What you will do: Give the count of lines in the data that include "Atlas", with no other words.

Given entries:
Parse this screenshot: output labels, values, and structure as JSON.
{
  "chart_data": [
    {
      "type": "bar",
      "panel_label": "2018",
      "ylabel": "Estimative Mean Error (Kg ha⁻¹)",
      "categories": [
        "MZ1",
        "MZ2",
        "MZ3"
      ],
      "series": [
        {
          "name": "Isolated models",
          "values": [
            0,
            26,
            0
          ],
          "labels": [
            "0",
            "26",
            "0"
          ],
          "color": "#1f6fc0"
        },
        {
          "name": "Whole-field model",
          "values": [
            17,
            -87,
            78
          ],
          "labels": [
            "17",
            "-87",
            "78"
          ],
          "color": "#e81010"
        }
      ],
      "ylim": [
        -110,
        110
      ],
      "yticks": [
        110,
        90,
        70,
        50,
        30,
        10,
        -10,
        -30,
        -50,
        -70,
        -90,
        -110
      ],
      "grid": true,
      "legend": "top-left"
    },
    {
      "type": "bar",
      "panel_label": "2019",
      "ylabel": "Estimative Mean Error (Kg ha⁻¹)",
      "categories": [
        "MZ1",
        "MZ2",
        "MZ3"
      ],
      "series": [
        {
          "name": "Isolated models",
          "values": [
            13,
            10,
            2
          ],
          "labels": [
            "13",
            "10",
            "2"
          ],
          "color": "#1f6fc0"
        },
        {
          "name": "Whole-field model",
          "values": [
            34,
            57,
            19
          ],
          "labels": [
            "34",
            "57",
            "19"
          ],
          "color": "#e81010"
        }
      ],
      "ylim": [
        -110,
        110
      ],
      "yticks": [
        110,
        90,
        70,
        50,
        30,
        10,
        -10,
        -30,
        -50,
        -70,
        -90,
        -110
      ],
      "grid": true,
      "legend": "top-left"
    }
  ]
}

--

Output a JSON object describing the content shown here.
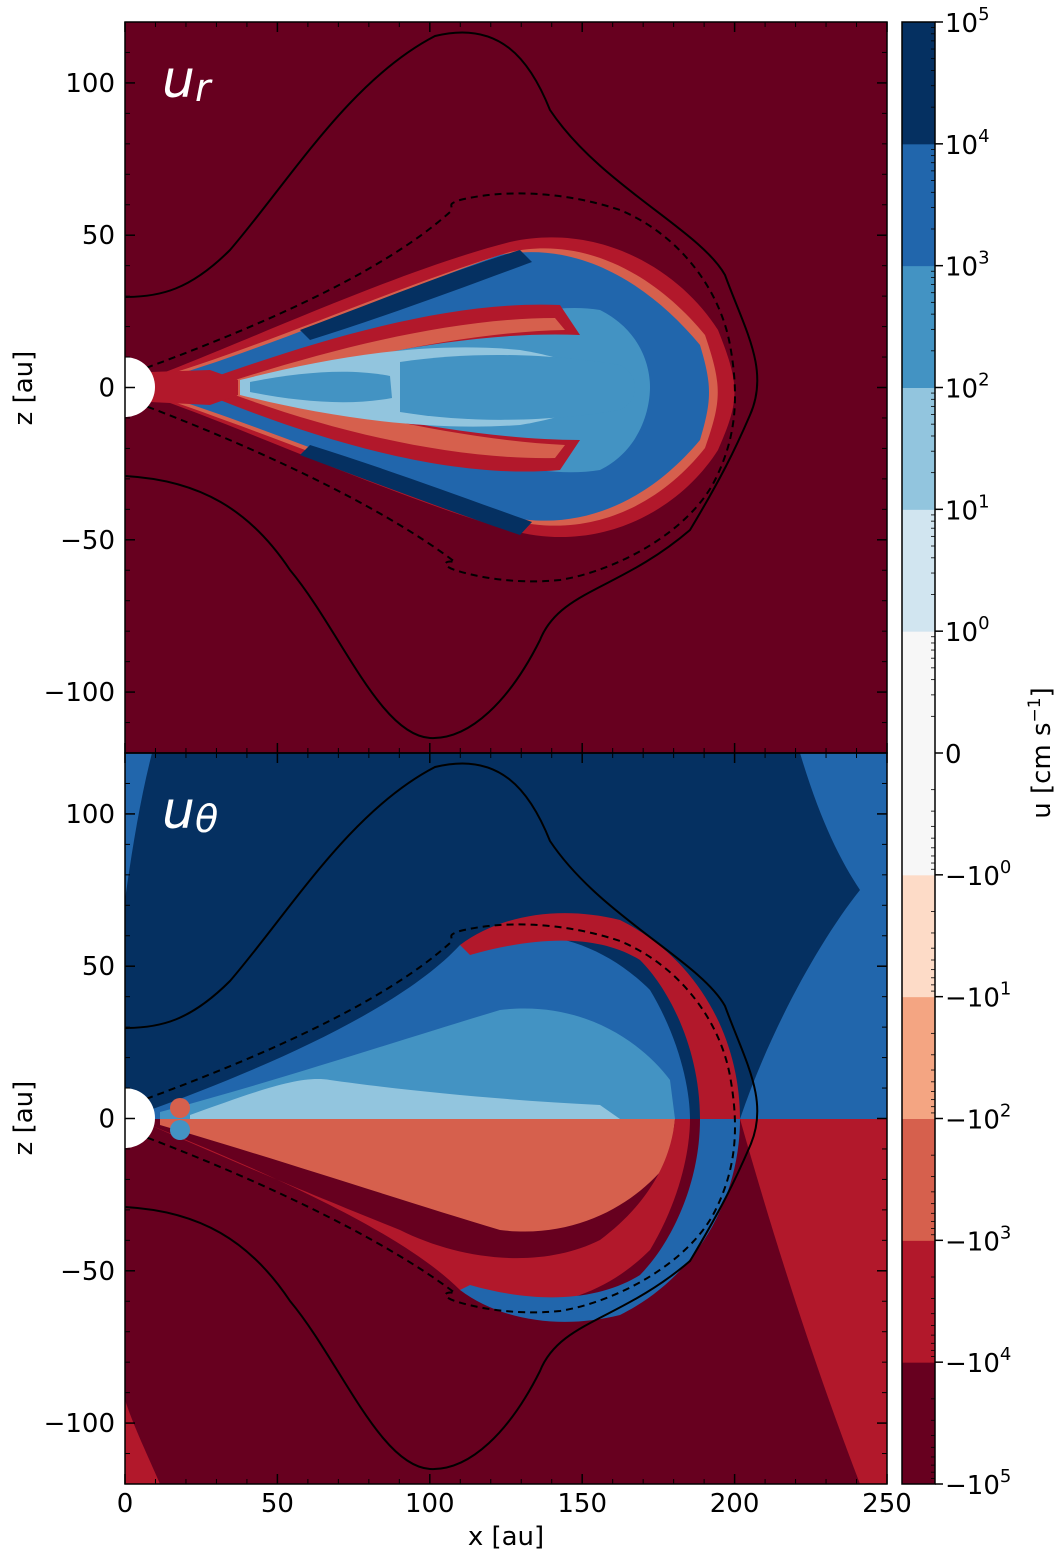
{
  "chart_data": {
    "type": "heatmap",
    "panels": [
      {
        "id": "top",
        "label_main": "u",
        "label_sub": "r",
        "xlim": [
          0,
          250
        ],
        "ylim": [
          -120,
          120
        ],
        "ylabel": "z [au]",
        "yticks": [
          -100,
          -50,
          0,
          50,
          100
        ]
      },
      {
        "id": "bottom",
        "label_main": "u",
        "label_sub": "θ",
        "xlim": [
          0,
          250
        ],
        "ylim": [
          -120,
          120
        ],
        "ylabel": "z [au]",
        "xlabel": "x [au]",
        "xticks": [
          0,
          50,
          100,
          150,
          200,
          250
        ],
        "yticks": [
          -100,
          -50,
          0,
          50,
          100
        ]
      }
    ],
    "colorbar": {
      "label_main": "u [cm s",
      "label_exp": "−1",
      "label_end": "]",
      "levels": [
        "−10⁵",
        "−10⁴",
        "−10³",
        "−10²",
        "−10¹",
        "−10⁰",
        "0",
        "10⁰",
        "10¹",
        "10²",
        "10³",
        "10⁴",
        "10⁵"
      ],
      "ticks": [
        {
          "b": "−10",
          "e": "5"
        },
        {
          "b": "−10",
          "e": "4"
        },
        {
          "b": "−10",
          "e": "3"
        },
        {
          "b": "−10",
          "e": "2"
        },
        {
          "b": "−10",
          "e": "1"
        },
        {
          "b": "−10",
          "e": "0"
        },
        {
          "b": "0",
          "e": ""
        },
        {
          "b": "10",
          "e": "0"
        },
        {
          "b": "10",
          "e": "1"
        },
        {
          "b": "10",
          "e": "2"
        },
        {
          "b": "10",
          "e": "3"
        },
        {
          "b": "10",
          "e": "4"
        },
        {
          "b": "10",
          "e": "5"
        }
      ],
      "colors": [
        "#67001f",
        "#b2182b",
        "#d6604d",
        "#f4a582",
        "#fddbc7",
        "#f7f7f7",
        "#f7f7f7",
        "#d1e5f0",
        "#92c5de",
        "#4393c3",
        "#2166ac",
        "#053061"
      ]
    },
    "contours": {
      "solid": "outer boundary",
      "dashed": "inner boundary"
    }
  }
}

--

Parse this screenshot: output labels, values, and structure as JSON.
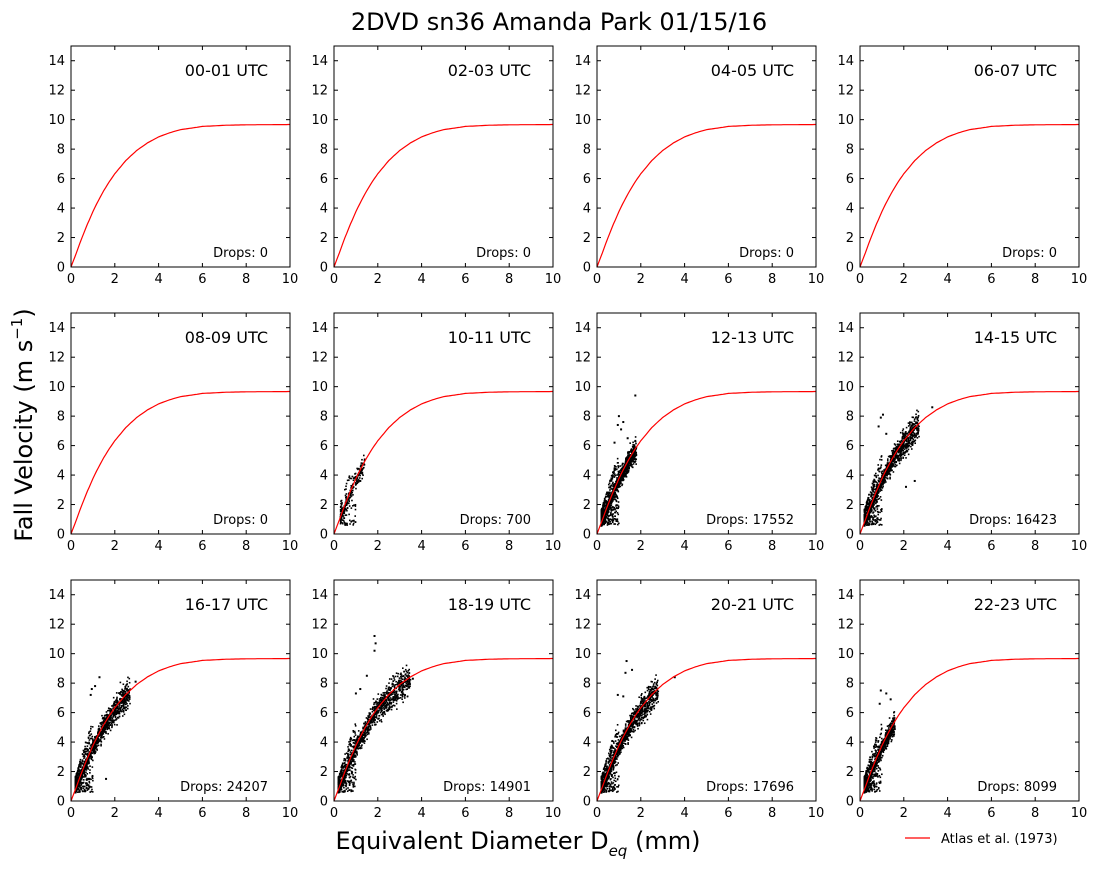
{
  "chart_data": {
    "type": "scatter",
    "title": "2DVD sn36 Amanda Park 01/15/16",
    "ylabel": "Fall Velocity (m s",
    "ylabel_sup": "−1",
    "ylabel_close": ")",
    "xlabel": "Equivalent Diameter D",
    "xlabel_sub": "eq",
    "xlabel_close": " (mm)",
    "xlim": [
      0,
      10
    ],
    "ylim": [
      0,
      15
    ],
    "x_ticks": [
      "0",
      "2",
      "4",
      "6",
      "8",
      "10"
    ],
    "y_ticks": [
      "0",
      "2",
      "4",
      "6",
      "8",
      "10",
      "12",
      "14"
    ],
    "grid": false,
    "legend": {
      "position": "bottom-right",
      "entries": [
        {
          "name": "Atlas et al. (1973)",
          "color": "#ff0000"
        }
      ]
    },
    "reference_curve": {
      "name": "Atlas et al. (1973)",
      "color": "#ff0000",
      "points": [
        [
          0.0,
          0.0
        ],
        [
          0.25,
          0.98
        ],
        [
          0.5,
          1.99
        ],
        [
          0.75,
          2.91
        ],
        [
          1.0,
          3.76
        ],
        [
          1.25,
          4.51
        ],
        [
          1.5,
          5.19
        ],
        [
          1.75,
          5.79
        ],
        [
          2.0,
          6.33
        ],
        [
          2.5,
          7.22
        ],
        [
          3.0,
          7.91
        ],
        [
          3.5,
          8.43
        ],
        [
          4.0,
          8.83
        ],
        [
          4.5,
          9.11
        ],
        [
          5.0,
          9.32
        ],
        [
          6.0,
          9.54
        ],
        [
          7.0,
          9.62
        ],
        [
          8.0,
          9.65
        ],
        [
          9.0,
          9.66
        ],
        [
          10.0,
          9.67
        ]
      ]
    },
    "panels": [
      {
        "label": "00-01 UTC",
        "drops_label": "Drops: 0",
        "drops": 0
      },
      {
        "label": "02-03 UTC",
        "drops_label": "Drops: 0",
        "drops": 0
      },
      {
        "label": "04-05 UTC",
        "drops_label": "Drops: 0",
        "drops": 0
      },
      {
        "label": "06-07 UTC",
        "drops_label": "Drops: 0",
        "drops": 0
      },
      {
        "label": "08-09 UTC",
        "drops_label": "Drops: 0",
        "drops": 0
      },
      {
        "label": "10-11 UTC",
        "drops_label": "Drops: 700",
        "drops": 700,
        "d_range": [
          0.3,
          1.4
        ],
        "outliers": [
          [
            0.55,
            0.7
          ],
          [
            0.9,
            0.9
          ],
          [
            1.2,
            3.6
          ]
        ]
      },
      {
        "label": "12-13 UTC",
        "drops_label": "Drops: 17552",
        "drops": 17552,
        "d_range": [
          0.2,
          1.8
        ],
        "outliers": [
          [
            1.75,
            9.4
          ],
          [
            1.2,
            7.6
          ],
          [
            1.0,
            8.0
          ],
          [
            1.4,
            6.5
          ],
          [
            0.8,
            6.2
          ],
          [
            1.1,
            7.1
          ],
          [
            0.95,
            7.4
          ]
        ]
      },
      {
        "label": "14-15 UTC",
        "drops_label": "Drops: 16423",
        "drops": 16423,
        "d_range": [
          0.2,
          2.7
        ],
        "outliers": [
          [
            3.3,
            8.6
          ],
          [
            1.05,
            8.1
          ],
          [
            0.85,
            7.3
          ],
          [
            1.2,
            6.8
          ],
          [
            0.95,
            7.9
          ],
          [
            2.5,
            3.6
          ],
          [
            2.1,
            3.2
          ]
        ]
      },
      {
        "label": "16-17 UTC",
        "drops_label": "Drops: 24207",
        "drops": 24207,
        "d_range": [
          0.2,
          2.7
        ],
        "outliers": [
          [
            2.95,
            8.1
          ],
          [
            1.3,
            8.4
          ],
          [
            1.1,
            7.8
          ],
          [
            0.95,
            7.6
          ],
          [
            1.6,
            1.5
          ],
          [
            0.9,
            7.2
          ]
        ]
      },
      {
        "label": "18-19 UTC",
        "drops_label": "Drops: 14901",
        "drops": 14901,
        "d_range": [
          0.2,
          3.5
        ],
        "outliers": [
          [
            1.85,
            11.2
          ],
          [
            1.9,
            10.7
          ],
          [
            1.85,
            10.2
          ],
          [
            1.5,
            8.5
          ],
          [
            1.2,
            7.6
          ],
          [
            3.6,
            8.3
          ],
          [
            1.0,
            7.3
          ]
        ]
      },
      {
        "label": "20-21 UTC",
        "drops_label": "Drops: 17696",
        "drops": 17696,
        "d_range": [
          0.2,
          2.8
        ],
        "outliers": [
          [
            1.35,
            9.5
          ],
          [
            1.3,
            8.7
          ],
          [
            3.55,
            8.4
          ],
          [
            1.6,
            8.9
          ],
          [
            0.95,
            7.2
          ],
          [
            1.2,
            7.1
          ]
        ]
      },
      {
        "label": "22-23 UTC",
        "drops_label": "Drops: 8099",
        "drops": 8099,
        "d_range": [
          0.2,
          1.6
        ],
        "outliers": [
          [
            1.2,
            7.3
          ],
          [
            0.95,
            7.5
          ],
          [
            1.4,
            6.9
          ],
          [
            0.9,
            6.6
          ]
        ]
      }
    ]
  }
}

Written answer: 2